▶ _PROVIDED INFORMATION_:
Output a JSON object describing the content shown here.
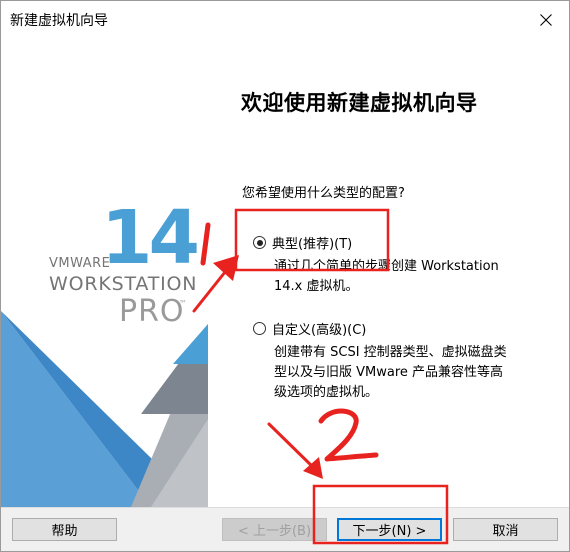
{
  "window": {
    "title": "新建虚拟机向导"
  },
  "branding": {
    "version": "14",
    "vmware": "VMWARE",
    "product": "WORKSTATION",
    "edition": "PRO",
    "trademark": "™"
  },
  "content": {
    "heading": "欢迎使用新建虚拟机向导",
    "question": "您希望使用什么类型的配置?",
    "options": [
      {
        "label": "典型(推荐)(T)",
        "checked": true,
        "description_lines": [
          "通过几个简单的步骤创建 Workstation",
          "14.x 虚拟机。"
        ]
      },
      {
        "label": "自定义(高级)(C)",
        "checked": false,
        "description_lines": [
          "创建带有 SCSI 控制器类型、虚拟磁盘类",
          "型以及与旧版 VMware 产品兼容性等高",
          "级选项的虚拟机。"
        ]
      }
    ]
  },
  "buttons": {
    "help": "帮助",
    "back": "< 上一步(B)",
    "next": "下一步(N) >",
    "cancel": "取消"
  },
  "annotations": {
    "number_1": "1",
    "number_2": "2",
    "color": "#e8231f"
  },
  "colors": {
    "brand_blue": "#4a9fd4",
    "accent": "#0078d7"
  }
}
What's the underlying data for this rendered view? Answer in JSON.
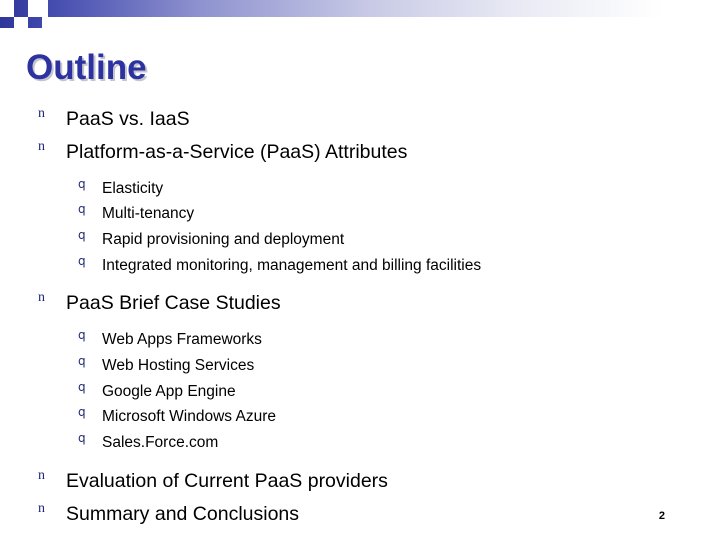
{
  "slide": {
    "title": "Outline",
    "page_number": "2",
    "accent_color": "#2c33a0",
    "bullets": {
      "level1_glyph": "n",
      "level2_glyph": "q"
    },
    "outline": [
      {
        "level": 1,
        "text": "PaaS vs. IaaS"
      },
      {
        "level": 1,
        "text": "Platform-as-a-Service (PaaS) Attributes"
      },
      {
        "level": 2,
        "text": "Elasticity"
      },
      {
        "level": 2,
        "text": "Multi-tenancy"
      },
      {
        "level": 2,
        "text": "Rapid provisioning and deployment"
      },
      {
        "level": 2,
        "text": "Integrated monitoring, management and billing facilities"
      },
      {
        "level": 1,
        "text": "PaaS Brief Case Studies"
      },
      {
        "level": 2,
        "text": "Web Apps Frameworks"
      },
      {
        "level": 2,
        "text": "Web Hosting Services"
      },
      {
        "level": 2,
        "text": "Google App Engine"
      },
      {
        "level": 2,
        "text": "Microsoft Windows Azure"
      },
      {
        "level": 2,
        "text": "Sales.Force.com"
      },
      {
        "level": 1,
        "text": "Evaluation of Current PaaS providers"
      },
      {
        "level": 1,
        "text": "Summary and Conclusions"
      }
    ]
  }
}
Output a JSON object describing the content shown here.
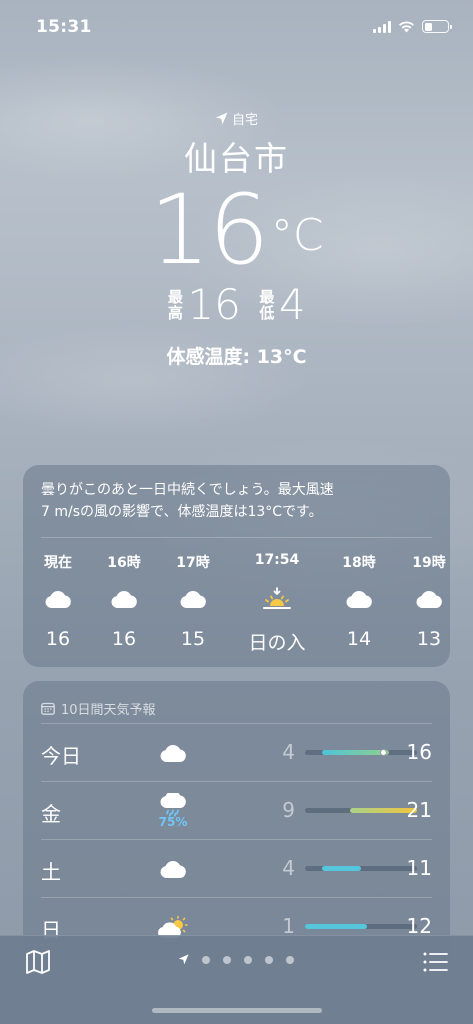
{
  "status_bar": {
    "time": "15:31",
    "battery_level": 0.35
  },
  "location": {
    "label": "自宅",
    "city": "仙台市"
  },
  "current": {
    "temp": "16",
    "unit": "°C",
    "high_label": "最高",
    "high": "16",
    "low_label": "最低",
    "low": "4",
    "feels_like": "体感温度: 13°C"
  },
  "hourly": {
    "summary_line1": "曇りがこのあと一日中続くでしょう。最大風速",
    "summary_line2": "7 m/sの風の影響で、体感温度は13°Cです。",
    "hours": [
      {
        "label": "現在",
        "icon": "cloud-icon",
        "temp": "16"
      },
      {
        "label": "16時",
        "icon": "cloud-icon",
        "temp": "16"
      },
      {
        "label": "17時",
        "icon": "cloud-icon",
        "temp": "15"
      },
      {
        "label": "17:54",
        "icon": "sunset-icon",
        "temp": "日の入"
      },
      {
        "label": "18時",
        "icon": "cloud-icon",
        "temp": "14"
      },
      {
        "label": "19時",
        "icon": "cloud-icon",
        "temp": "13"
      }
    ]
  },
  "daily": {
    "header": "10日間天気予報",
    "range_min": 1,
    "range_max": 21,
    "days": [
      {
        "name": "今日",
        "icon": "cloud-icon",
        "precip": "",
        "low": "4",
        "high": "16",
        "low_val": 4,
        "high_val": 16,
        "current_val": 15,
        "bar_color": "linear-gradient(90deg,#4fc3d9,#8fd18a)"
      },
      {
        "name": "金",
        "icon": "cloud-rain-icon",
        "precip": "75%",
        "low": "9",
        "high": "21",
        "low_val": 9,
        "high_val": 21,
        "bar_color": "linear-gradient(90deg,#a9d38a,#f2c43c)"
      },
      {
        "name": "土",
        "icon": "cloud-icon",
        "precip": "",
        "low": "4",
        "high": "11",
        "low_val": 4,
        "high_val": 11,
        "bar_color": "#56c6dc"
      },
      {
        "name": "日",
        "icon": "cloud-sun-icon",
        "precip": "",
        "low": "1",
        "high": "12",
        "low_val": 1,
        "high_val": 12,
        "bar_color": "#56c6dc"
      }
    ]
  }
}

▶ _INSTRUCTION_: Give the count of lines in the listing above that include "linear", with no other words.

▶ _ANSWER TO THE EXERCISE_: 2